Article –
'''

The Helpmann Awards are accolades for live entertainment and performing arts in Australia, presented by industry group Live Live Performance Australia (LPA) since 2001.
 
The annual awards recognise achievements in the disciplines of musical theatre, contemporary music, comedy, opera, classical music, theatre, dance and physical theatre. Over forty awards are given to productions, festivals and concerts, and for individuals for their work in performance, direction, choreography, lighting, sound, music, costume and scenic design.

They are named in honour of ballet dancer, choreographer, director and actor Sir Robert Helpmann.

The awards are the Australian equivalent of the United States' Tony Awards for Broadway theatre and the United Kingdom's Laurence Olivier Awards for West End theatre.

History

The Helpmann Awards were established in 2001 by the Australian Entertainment Industry Association (now known as Live Performance Australia (LPA)). They are named in honour of Australian actor, choreographer, dancer and theatre director, Sir Robert Helpmann.

At the inaugural Helpmann Awards, twenty six accolades were handed out for achievements in performance, direction, choreography, lighting, sound, music, costume and scenic design and production, in the disciplines of musical theatre, contemporary music, comedy, opera, classical music, theatre, dance and physical theatre. Over the years the categories expanded and now include many more honours.

'''

Stored data –
'''

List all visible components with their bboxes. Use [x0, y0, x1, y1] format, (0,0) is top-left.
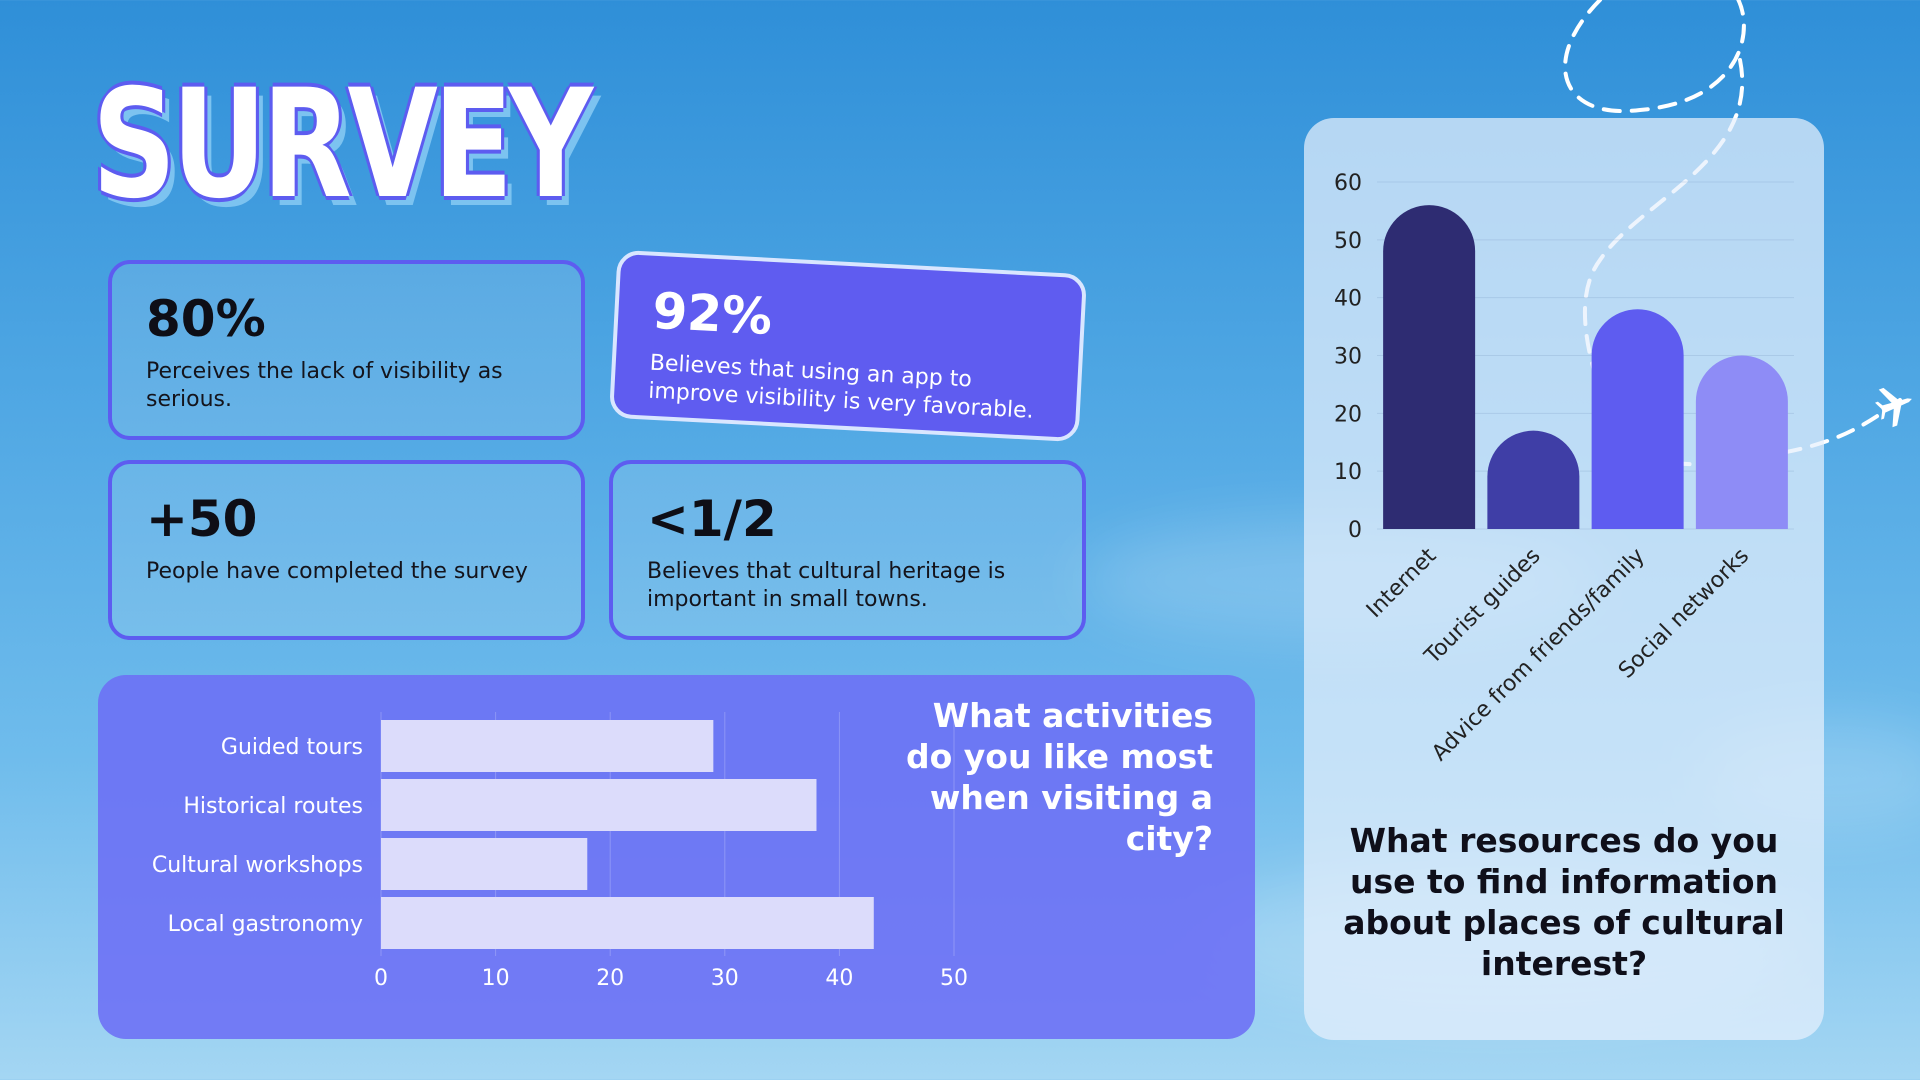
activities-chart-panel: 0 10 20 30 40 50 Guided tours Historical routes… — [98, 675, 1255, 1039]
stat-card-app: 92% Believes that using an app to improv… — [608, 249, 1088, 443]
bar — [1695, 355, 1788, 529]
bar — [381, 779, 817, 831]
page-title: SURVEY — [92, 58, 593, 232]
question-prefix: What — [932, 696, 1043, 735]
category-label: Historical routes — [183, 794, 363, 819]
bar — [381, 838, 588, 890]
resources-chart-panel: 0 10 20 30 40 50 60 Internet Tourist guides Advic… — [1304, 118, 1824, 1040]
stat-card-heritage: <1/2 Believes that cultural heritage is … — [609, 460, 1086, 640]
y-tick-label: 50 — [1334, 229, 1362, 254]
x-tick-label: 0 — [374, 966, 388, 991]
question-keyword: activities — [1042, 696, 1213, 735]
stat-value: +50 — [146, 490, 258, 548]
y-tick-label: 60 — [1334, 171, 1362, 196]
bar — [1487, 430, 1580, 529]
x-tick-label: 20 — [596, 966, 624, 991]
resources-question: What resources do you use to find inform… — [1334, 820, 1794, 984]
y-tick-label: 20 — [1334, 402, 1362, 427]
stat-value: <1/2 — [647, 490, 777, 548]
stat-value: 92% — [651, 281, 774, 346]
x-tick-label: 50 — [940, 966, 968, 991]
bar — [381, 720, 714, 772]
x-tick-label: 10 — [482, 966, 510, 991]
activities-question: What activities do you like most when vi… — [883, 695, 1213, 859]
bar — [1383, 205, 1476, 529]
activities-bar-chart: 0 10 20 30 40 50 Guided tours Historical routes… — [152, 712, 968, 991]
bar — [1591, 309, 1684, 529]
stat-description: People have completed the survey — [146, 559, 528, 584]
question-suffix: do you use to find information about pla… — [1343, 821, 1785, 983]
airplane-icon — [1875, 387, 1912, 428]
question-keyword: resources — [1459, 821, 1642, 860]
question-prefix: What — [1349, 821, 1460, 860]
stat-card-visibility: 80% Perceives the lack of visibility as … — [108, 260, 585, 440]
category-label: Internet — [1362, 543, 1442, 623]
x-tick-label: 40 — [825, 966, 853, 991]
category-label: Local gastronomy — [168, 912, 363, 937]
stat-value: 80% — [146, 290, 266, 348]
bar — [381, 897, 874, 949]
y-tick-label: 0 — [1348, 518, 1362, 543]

'''

Tasks for this exercise –
a) Which disciplines does the Helpmann Awards article say the annual awards recognize? List each one.
b) Repeat the Helpmann Awards article word for word, between "The awards are" and "many more honours.", inclusive.
The records are separate material and have no connection to the Helpmann Awards article.

Answers given –
a)
1. Musical theatre
2. Contemporary music
3. Comedy
4. Opera
5. Classical music
6. Theatre
7. Dance
8. Physical theatre

b)
The awards are the Australian equivalent of the United States' Tony Awards for Broadway theatre and the United Kingdom's Laurence Olivier Awards for West End theatre.

History

The Helpmann Awards were established in 2001 by the Australian Entertainment Industry Association (now known as Live Performance Australia (LPA)). They are named in honour of Australian actor, choreographer, dancer and theatre director, Sir Robert Helpmann.

At the inaugural Helpmann Awards, twenty six accolades were handed out for achievements in performance, direction, choreography, lighting, sound, music, costume and scenic design and production, in the disciplines of musical theatre, contemporary music, comedy, opera, classical music, theatre, dance and physical theatre. Over the years the categories expanded and now include many more honours.